## Given exercise
Count the lines in the data below that contain the string "单项判定". Reply with the number only.

## Material shown
>> Start

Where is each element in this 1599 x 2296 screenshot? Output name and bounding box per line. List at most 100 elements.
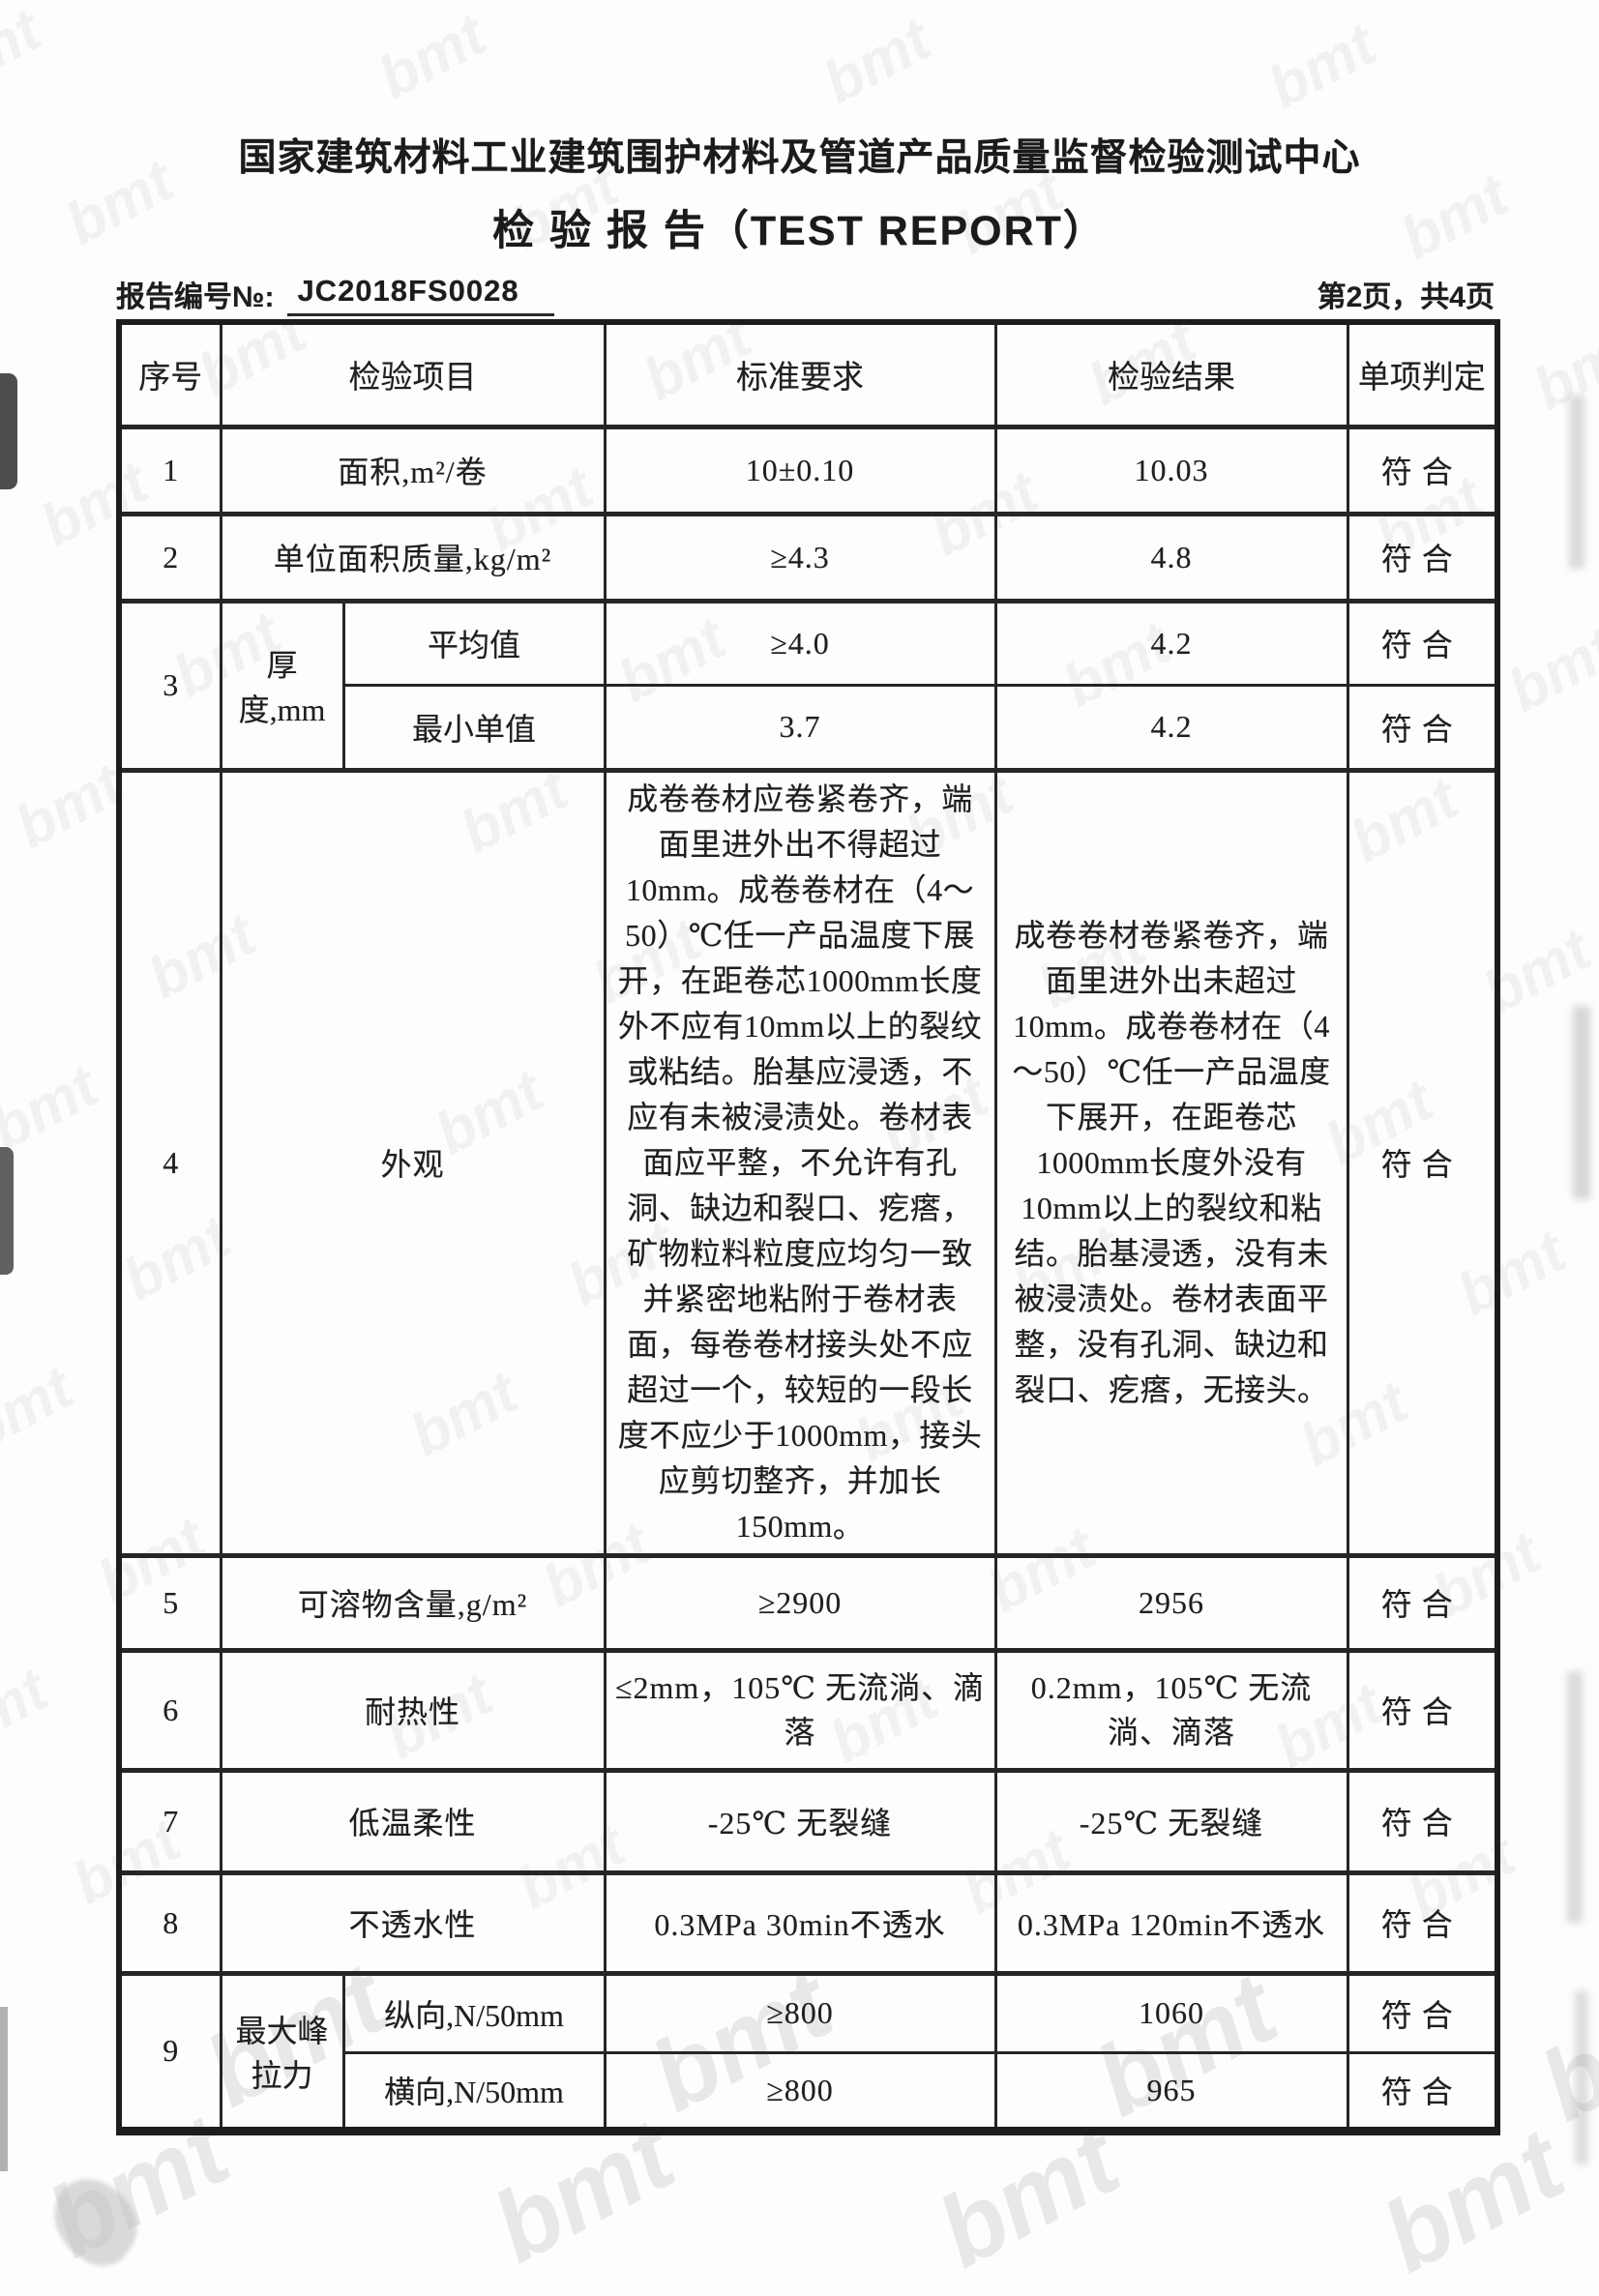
bmt-watermark: bmt (1523, 312, 1599, 424)
cell-standard: 0.3MPa 30min不透水 (603, 1870, 997, 1976)
cell-result: 4.2 (993, 599, 1349, 687)
report-meta-line: 报告编号№: JC2018FS0028 第2页，共4页 (116, 273, 1495, 316)
cell-no: 7 (117, 1768, 222, 1875)
cell-no: 6 (117, 1648, 222, 1773)
cell-item: 耐热性 (219, 1648, 607, 1773)
row-appearance: 4 外观 成卷卷材应卷紧卷齐，端面里进外出不得超过10mm。成卷卷材在（4～50… (117, 768, 1499, 1558)
cell-item: 不透水性 (219, 1870, 607, 1976)
cell-sub-item: 纵向,N/50mm (341, 1971, 607, 2054)
col-header-result: 检验结果 (993, 320, 1349, 429)
scan-artifact (0, 373, 17, 489)
cell-no: 1 (117, 425, 222, 516)
cell-result: 2956 (993, 1553, 1349, 1653)
bmt-watermark: bmt (0, 0, 52, 107)
col-header-no: 序号 (117, 320, 222, 429)
cell-result: 10.03 (993, 425, 1349, 516)
cell-standard: ≤2mm，105℃ 无流淌、滴落 (603, 1648, 997, 1773)
cell-standard: ≥2900 (603, 1553, 997, 1653)
cell-no: 5 (117, 1553, 222, 1653)
cell-verdict: 符合 (1346, 768, 1499, 1558)
cell-result: 965 (993, 2050, 1349, 2133)
scan-artifact (1569, 395, 1584, 569)
report-number-value: JC2018FS0028 (287, 273, 554, 316)
cell-item: 可溶物含量,g/m² (219, 1553, 607, 1653)
cell-verdict: 符合 (1346, 1553, 1499, 1653)
row-thickness-min: 最小单值 3.7 4.2 符合 (119, 683, 1499, 773)
report-number-group: 报告编号№: JC2018FS0028 (116, 273, 554, 316)
cell-sub-item: 最小单值 (341, 683, 607, 773)
row-heat-resistance: 6 耐热性 ≤2mm，105℃ 无流淌、滴落 0.2mm，105℃ 无流淌、滴落… (117, 1648, 1499, 1773)
cell-standard: 成卷卷材应卷紧卷齐，端面里进外出不得超过10mm。成卷卷材在（4～50）℃任一产… (603, 768, 997, 1558)
cell-item: 面积,m²/卷 (219, 425, 607, 516)
cell-no: 4 (117, 768, 222, 1558)
col-header-standard: 标准要求 (603, 320, 997, 429)
cell-item: 厚度,mm (219, 599, 345, 773)
cell-result: 1060 (993, 1971, 1349, 2054)
bmt-watermark: bmt (813, 6, 942, 117)
cell-verdict: 符合 (1346, 1971, 1499, 2054)
scan-artifact (36, 2164, 154, 2279)
table-header-row: 序号 检验项目 标准要求 检验结果 单项判定 (117, 320, 1499, 429)
bmt-watermark: bmt (5, 751, 134, 862)
bmt-watermark: bmt (1258, 11, 1387, 122)
cell-verdict: 符合 (1346, 425, 1499, 516)
bmt-watermark: bmt (1523, 1957, 1599, 2144)
cell-verdict: 符合 (1346, 683, 1499, 773)
row-impermeability: 8 不透水性 0.3MPa 30min不透水 0.3MPa 120min不透水 … (117, 1870, 1499, 1976)
cell-item: 单位面积质量,kg/m² (219, 512, 607, 603)
scan-artifact (0, 1147, 14, 1275)
col-header-verdict: 单项判定 (1346, 320, 1499, 429)
page-subtitle: 检 验 报 告（TEST REPORT） (492, 208, 1107, 254)
page-title: 国家建筑材料工业建筑围护材料及管道产品质量监督检验测试中心 (238, 137, 1361, 179)
row-peak-tensile-longitudinal: 9 最大峰 拉力 纵向,N/50mm ≥800 1060 符合 (117, 1971, 1499, 2133)
cell-result: -25℃ 无裂缝 (993, 1768, 1349, 1875)
cell-sub-item: 平均值 (341, 599, 607, 687)
cell-result: 成卷卷材卷紧卷齐，端面里进外出未超过10mm。成卷卷材在（4～50）℃任一产品温… (993, 768, 1349, 1558)
cell-standard: ≥800 (603, 1971, 997, 2054)
cell-result: 4.2 (993, 683, 1349, 773)
cell-item: 外观 (219, 768, 607, 1558)
cell-no: 2 (117, 512, 222, 603)
cell-verdict: 符合 (1346, 1870, 1499, 1976)
cell-standard: ≥4.3 (603, 512, 997, 603)
cell-no: 3 (117, 599, 222, 773)
row-area: 1 面积,m²/卷 10±0.10 10.03 符合 (117, 425, 1499, 516)
cell-verdict: 符合 (1346, 512, 1499, 603)
bmt-watermark: bmt (368, 1, 497, 112)
cell-item: 低温柔性 (219, 1768, 607, 1875)
cell-item: 最大峰 拉力 (219, 1971, 345, 2133)
cell-standard: 10±0.10 (603, 425, 997, 516)
cell-standard: ≥800 (603, 2050, 997, 2133)
cell-no: 8 (117, 1870, 222, 1976)
bmt-watermark: bmt (0, 1052, 109, 1163)
page-indicator: 第2页，共4页 (1317, 281, 1495, 314)
scan-artifact (1575, 1990, 1588, 2164)
col-header-item: 检验项目 (219, 320, 607, 429)
row-peak-tensile-transverse: 横向,N/50mm ≥800 965 符合 (119, 2050, 1499, 2133)
bmt-watermark: bmt (0, 1656, 59, 1767)
cell-result: 4.8 (993, 512, 1349, 603)
bmt-watermark: bmt (0, 1354, 84, 1465)
row-mass-per-area: 2 单位面积质量,kg/m² ≥4.3 4.8 符合 (117, 512, 1499, 603)
scan-artifact (1573, 1006, 1590, 1199)
cell-result: 0.2mm，105℃ 无流淌、滴落 (993, 1648, 1349, 1773)
cell-sub-item: 横向,N/50mm (341, 2050, 607, 2133)
cell-result: 0.3MPa 120min不透水 (993, 1870, 1349, 1976)
scan-artifact (1567, 1671, 1583, 1923)
bmt-watermark: bmt (1497, 614, 1599, 725)
row-low-temp-flexibility: 7 低温柔性 -25℃ 无裂缝 -25℃ 无裂缝 符合 (117, 1768, 1499, 1875)
report-number-label: 报告编号№: (116, 281, 275, 314)
cell-standard: ≥4.0 (603, 599, 997, 687)
cell-verdict: 符合 (1346, 2050, 1499, 2133)
row-soluble-content: 5 可溶物含量,g/m² ≥2900 2956 符合 (117, 1553, 1499, 1653)
cell-verdict: 符合 (1346, 1768, 1499, 1875)
cell-verdict: 符合 (1346, 599, 1499, 687)
cell-no: 9 (117, 1971, 222, 2133)
test-report-table: 序号 检验项目 标准要求 检验结果 单项判定 1 面积,m²/卷 10±0.10… (116, 319, 1500, 2135)
bmt-watermark: bmt (1365, 2108, 1582, 2295)
row-thickness-avg: 3 厚度,mm 平均值 ≥4.0 4.2 符合 (117, 599, 1499, 773)
scan-artifact (0, 2007, 8, 2171)
cell-standard: 3.7 (603, 683, 997, 773)
cell-verdict: 符合 (1346, 1648, 1499, 1773)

>> End

## Output below
3